* [What is needed] The records below must be transcribed exactly. Do not include the pictures.

--------

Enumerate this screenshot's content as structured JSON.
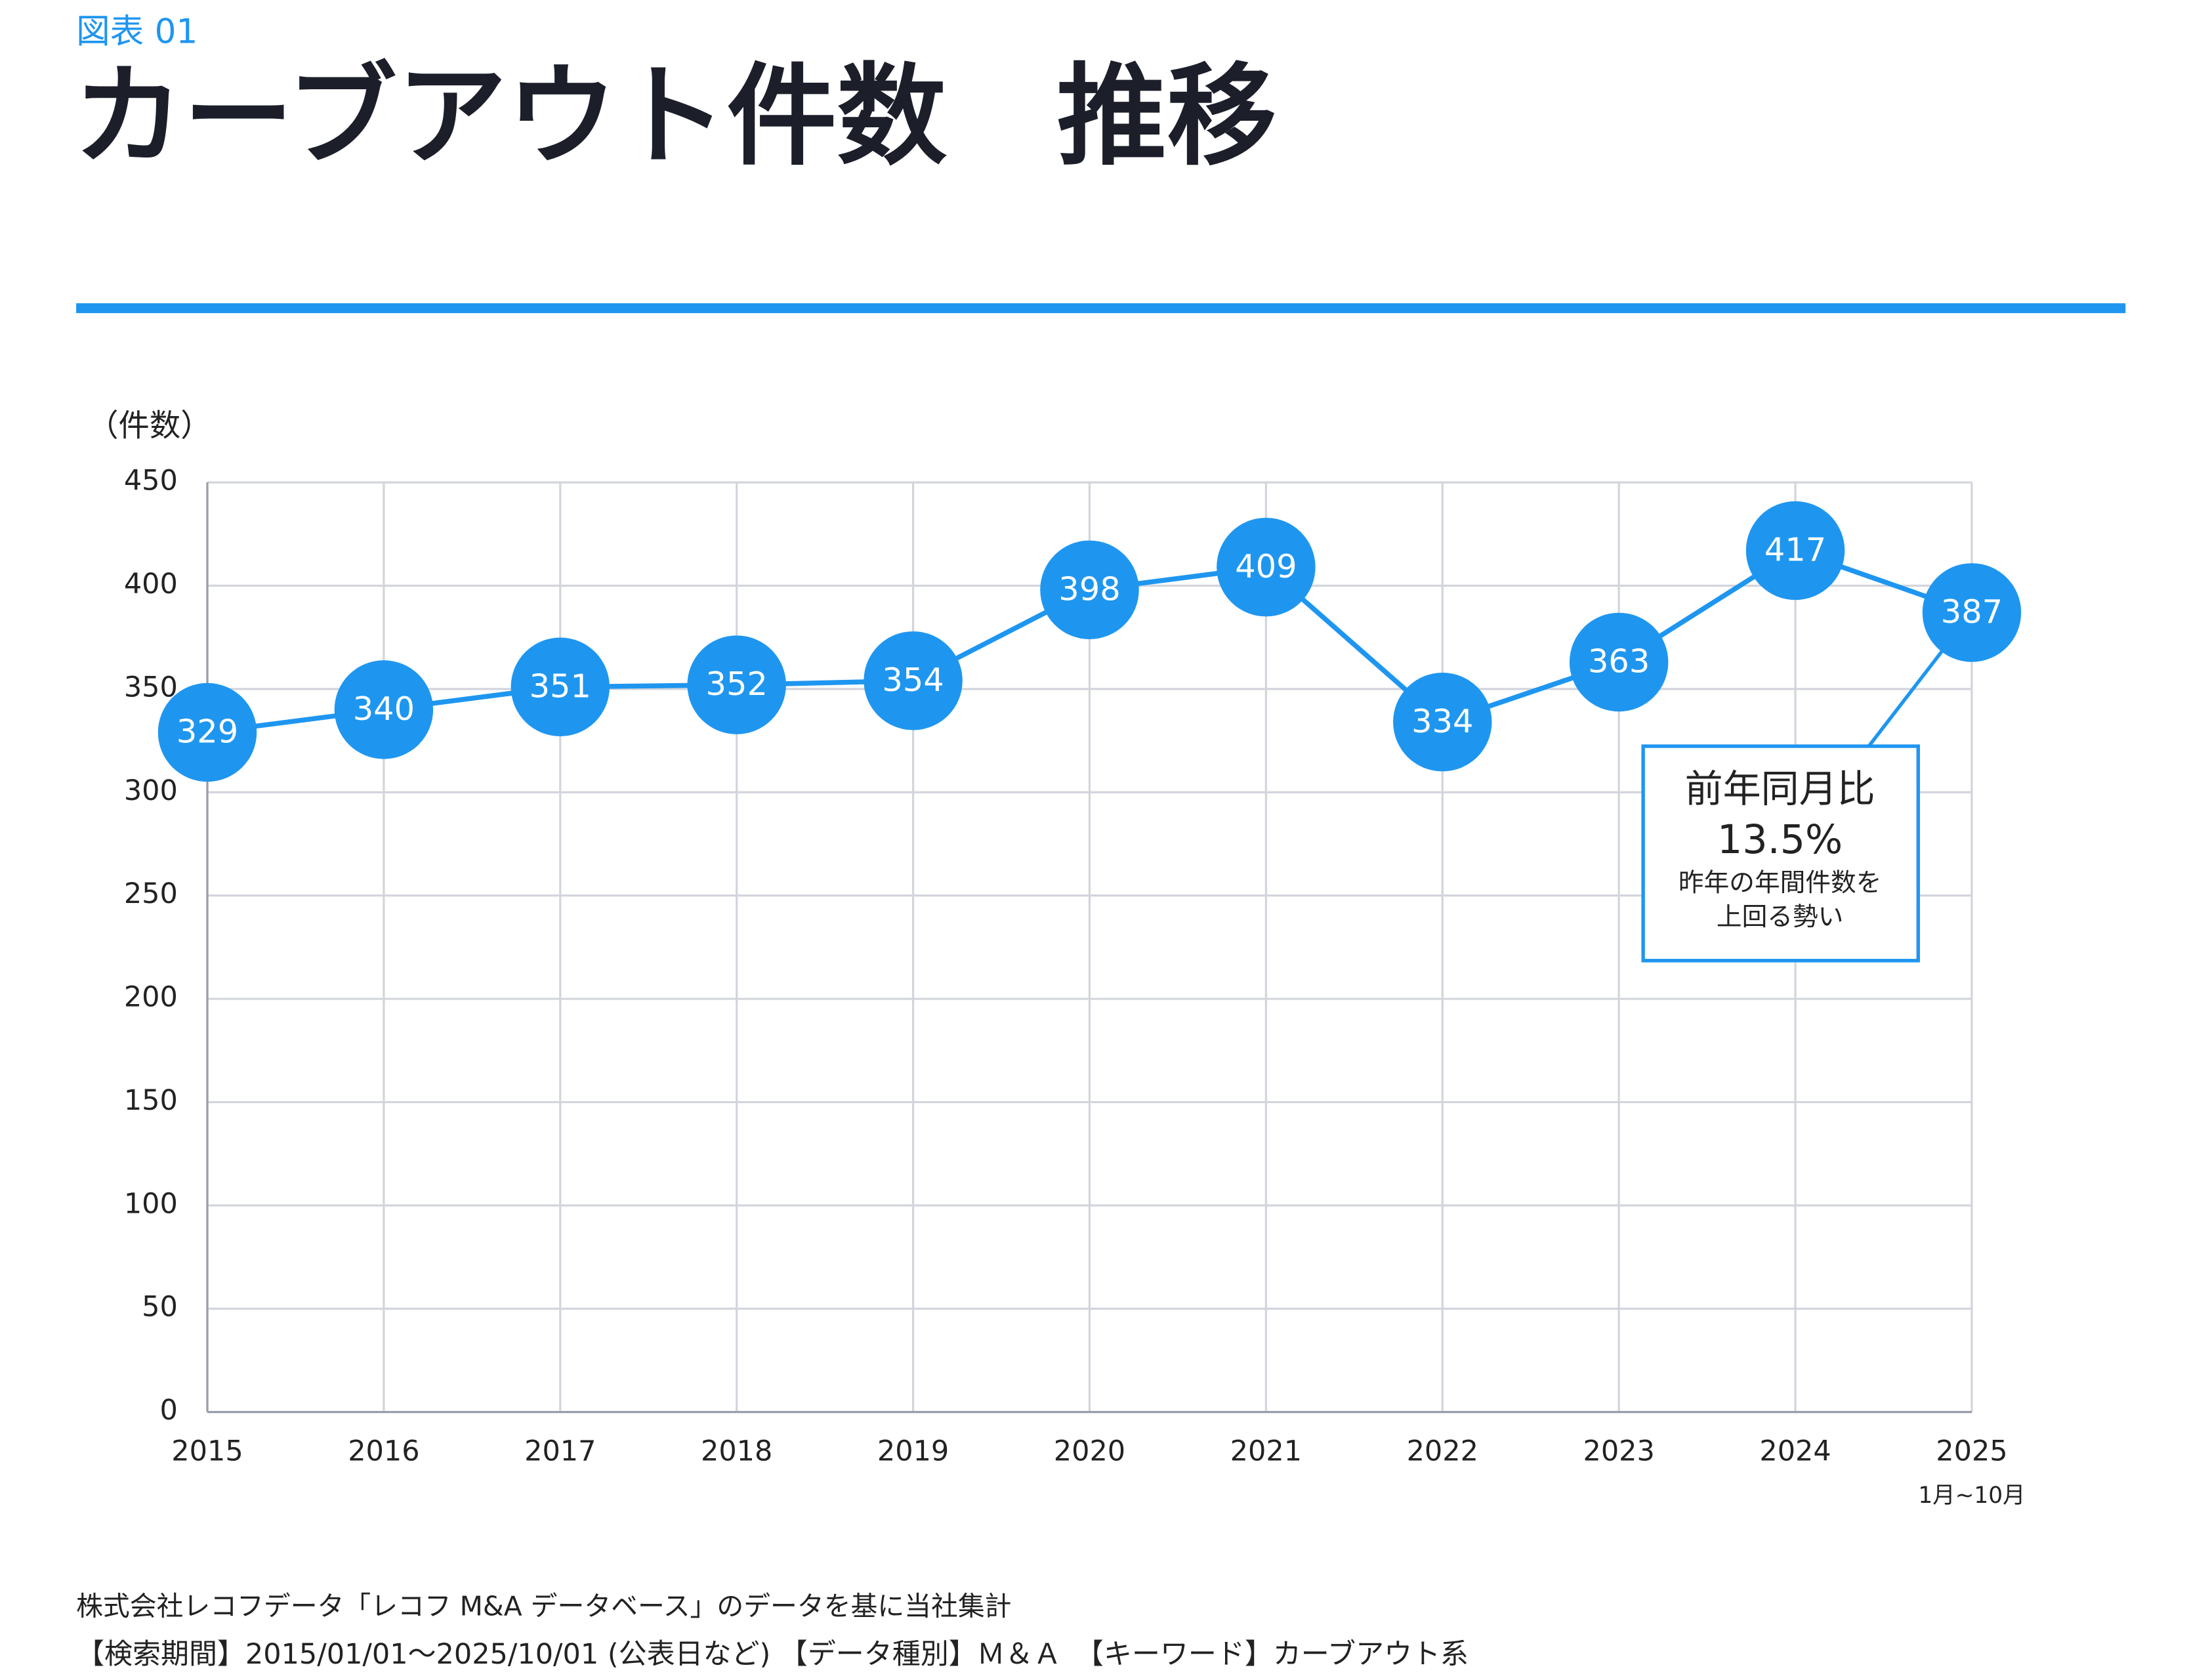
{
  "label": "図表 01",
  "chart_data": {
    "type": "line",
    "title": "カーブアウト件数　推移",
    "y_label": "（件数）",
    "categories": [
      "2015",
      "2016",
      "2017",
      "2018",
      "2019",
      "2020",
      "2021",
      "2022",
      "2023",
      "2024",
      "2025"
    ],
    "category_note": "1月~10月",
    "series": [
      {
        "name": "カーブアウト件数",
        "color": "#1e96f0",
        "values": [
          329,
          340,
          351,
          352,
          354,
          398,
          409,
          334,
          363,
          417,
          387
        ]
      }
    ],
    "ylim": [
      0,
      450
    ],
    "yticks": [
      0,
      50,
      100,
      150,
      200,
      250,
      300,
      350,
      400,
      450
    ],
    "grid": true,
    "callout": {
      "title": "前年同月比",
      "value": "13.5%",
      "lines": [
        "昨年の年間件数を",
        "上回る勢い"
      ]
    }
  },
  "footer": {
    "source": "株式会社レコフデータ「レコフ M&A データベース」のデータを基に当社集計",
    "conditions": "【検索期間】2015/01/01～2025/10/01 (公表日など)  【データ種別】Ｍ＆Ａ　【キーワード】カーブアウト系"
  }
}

--------

* [Solution to the problem]
Enumerate this screenshot's content as structured JSON.
{
  "label": "図表 01",
  "chart_data": {
    "type": "line",
    "title": "カーブアウト件数　推移",
    "y_label": "（件数）",
    "categories": [
      "2015",
      "2016",
      "2017",
      "2018",
      "2019",
      "2020",
      "2021",
      "2022",
      "2023",
      "2024",
      "2025"
    ],
    "category_note": "1月~10月",
    "series": [
      {
        "name": "カーブアウト件数",
        "color": "#1e96f0",
        "values": [
          329,
          340,
          351,
          352,
          354,
          398,
          409,
          334,
          363,
          417,
          387
        ]
      }
    ],
    "ylim": [
      0,
      450
    ],
    "yticks": [
      0,
      50,
      100,
      150,
      200,
      250,
      300,
      350,
      400,
      450
    ],
    "grid": true,
    "callout": {
      "title": "前年同月比",
      "value": "13.5%",
      "lines": [
        "昨年の年間件数を",
        "上回る勢い"
      ]
    }
  },
  "footer": {
    "source": "株式会社レコフデータ「レコフ M&A データベース」のデータを基に当社集計",
    "conditions": "【検索期間】2015/01/01～2025/10/01 (公表日など)  【データ種別】Ｍ＆Ａ　【キーワード】カーブアウト系"
  }
}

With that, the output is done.